WHAT TO DO: Work through the data below line by line and say how many lines hold "ALEJANDRO"; give only the number.

━━━━━━━━━━━━━━━━━━━━━━━━━━━━━━

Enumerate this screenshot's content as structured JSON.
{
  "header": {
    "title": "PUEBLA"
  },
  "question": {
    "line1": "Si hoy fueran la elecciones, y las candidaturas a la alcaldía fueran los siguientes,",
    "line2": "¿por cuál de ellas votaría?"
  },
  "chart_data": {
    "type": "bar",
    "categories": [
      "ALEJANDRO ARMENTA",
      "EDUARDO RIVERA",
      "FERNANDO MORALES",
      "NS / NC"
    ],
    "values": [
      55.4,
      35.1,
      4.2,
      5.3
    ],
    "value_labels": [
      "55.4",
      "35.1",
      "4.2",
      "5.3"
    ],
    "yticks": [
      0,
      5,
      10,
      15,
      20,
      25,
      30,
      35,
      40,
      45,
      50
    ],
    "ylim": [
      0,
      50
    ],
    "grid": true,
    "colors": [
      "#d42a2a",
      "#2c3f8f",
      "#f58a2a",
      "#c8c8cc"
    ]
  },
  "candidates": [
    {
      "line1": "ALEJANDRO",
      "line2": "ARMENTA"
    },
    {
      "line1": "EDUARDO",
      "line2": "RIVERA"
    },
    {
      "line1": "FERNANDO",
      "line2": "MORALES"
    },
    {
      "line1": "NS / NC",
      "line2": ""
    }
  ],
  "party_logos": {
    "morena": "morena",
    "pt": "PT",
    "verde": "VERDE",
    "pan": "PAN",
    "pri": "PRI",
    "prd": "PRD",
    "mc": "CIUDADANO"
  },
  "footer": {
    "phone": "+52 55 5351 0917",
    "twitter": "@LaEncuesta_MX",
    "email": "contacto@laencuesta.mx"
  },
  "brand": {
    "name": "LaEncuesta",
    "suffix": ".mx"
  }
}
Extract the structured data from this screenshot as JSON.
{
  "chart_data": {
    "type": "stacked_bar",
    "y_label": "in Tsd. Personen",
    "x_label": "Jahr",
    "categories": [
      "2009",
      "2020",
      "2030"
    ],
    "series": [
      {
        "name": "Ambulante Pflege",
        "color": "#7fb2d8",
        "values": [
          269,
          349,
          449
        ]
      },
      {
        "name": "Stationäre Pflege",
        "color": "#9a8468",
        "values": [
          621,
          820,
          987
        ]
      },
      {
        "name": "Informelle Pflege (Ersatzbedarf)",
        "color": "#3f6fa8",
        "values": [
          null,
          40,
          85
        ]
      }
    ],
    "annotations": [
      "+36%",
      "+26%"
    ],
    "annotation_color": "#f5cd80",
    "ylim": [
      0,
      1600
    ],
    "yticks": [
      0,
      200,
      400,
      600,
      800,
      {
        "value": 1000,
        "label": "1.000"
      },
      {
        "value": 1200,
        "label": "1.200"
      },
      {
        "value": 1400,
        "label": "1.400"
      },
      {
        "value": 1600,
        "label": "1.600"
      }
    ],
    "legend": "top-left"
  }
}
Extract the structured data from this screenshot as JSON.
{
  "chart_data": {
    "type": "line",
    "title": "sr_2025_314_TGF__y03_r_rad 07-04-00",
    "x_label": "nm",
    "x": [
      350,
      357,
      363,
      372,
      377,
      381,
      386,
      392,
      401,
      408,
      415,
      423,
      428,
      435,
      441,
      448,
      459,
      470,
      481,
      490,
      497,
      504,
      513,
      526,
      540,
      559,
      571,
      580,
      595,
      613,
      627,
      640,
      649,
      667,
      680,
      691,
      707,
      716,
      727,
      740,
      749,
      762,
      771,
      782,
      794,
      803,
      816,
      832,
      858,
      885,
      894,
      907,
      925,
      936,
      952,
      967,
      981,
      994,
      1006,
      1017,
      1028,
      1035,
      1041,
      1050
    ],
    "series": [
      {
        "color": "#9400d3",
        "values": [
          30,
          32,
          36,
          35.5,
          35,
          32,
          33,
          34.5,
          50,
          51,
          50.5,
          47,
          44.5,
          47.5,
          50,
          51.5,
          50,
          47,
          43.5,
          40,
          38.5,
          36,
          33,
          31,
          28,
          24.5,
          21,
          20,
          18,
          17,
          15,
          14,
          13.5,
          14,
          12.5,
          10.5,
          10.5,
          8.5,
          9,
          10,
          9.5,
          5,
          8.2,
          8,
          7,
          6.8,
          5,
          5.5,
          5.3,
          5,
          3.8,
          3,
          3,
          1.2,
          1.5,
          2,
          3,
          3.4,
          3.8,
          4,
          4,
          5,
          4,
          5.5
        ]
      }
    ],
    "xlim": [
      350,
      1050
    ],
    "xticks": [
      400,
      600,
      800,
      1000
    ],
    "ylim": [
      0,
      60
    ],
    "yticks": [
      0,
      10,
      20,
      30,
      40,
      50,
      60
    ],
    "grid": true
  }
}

━━━━━━━━━━━━━━━━━━━━━━━━━━━━━━

TASK SOLUTION: 2